== Aim of the task ==
Copy every line of the records below where the word "button" occurs.

::: Given entries

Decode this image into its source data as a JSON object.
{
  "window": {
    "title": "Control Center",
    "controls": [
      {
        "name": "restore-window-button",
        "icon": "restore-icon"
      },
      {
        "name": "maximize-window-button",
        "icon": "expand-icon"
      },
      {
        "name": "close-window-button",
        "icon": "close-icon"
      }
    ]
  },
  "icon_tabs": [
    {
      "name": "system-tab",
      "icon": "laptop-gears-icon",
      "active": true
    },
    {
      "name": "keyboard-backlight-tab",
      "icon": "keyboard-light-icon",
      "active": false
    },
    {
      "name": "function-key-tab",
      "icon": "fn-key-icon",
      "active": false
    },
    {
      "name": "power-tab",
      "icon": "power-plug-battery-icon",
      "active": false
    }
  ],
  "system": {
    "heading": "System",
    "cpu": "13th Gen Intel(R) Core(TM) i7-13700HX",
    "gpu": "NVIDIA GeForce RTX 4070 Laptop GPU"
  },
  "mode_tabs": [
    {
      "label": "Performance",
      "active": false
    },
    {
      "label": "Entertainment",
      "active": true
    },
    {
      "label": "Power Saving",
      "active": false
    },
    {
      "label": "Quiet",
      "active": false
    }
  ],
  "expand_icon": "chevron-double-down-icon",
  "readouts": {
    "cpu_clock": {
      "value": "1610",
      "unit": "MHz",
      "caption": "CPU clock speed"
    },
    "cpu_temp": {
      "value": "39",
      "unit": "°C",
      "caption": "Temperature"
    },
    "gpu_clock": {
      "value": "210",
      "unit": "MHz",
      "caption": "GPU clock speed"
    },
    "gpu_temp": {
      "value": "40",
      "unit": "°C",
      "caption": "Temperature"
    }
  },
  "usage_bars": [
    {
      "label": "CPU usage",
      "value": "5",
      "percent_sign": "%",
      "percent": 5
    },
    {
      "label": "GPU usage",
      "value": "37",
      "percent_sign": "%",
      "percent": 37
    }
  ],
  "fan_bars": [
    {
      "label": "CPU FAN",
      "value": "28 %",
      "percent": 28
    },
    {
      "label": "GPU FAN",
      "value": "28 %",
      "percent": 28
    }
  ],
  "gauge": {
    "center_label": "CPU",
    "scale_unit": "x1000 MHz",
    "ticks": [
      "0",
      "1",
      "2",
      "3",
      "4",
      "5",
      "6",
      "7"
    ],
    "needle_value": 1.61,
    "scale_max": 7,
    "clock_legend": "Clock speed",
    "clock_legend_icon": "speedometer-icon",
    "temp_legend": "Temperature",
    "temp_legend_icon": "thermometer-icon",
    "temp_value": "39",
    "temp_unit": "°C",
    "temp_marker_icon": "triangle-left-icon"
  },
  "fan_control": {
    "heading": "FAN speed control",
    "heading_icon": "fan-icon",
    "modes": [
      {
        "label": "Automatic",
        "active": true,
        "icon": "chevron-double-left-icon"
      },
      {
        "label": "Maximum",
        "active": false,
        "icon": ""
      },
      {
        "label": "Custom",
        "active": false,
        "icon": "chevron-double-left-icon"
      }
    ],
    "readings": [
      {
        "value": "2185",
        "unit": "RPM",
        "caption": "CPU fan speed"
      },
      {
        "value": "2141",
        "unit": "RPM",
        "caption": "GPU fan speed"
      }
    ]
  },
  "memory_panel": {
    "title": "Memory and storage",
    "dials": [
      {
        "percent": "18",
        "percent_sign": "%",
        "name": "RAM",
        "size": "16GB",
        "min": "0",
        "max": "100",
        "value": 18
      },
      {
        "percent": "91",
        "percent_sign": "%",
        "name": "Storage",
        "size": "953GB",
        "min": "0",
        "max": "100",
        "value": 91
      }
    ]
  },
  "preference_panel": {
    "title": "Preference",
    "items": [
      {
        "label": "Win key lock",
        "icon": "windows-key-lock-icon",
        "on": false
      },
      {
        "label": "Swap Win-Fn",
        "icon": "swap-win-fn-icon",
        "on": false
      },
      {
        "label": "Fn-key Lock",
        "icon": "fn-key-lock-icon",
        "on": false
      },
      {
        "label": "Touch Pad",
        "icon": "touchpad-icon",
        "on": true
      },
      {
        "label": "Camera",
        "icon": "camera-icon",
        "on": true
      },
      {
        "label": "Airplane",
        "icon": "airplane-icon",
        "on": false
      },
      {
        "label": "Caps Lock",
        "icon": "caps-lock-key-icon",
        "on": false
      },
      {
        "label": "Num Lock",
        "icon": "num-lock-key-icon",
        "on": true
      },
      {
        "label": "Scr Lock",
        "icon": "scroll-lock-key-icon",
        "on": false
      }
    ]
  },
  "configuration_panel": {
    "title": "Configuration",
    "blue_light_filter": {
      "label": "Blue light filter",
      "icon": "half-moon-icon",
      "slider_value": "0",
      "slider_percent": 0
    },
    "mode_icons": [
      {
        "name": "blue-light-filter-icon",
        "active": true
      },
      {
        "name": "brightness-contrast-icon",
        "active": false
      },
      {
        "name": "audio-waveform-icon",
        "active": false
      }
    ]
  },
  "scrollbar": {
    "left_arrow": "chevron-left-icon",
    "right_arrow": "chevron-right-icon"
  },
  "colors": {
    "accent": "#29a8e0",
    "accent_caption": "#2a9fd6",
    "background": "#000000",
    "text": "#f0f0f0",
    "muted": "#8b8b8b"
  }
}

::::::

== The solution ==
        "name": "restore-window-button",
        "name": "maximize-window-button",
        "name": "close-window-button",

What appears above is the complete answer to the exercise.